REQUIREMENTS — Note each line that includes the word "Your". Copy those lines.
## Start INPUT DATA
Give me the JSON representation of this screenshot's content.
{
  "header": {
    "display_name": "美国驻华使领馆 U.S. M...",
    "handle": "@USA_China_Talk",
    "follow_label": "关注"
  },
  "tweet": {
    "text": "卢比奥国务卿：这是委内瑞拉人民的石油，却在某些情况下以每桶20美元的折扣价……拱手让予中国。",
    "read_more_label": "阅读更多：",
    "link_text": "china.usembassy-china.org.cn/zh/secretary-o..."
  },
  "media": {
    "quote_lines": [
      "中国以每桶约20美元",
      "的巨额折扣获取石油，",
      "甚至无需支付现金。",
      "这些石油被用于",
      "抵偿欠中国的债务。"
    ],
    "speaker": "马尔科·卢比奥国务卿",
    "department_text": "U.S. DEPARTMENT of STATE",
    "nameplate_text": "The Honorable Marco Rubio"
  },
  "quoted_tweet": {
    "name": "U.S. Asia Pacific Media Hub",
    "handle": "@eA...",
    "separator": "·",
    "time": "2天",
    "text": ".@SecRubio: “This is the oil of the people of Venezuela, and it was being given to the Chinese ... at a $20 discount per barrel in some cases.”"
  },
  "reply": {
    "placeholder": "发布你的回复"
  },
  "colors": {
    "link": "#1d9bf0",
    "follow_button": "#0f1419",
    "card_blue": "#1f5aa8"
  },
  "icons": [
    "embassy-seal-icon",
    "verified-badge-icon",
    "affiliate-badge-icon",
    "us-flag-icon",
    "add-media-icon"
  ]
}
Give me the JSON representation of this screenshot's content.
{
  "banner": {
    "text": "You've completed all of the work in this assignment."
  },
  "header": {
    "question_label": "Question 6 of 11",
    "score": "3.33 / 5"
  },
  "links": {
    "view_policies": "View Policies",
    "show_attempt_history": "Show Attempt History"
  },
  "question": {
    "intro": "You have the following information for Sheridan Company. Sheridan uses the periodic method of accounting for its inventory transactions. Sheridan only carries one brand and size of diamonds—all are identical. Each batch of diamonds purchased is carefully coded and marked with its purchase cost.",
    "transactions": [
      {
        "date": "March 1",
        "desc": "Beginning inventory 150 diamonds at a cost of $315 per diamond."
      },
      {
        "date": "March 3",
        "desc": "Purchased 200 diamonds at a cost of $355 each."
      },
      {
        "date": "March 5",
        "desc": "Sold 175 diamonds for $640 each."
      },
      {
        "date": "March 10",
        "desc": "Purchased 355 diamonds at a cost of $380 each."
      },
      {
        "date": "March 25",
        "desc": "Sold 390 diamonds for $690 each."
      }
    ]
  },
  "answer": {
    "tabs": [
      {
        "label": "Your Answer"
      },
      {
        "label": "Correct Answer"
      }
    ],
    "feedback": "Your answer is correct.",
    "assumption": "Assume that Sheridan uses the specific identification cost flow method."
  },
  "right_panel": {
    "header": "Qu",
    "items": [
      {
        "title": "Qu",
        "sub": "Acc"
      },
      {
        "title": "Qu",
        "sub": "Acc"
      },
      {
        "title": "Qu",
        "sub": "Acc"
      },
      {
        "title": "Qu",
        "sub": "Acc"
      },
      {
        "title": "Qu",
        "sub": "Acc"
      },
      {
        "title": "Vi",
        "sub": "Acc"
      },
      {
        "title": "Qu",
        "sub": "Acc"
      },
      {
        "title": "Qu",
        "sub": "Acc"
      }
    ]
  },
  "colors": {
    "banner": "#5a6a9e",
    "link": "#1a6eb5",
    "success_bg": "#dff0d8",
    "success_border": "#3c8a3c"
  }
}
## End INPUT DATA
## Start INPUT DATA
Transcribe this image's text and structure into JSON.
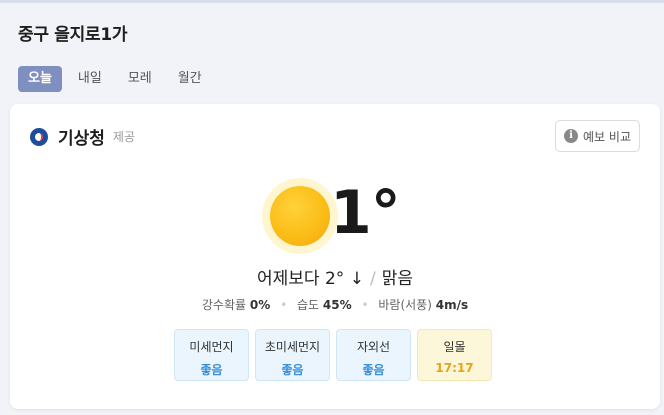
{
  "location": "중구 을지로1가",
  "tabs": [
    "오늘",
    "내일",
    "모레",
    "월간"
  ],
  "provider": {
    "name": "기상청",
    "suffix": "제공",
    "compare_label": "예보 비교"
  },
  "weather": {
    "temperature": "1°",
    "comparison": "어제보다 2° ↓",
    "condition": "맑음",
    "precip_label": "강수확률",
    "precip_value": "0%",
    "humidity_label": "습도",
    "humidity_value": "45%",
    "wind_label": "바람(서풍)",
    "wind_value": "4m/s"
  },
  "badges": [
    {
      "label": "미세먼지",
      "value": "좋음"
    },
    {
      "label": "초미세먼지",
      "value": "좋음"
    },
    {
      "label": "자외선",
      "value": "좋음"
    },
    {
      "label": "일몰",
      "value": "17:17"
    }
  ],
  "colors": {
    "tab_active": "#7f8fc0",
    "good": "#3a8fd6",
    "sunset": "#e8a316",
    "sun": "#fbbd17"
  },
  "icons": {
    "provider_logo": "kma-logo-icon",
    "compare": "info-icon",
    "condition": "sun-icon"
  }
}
## End INPUT DATA
SOLUTION BELOW —
        "label": "Your Answer"
    "feedback": "Your answer is correct.",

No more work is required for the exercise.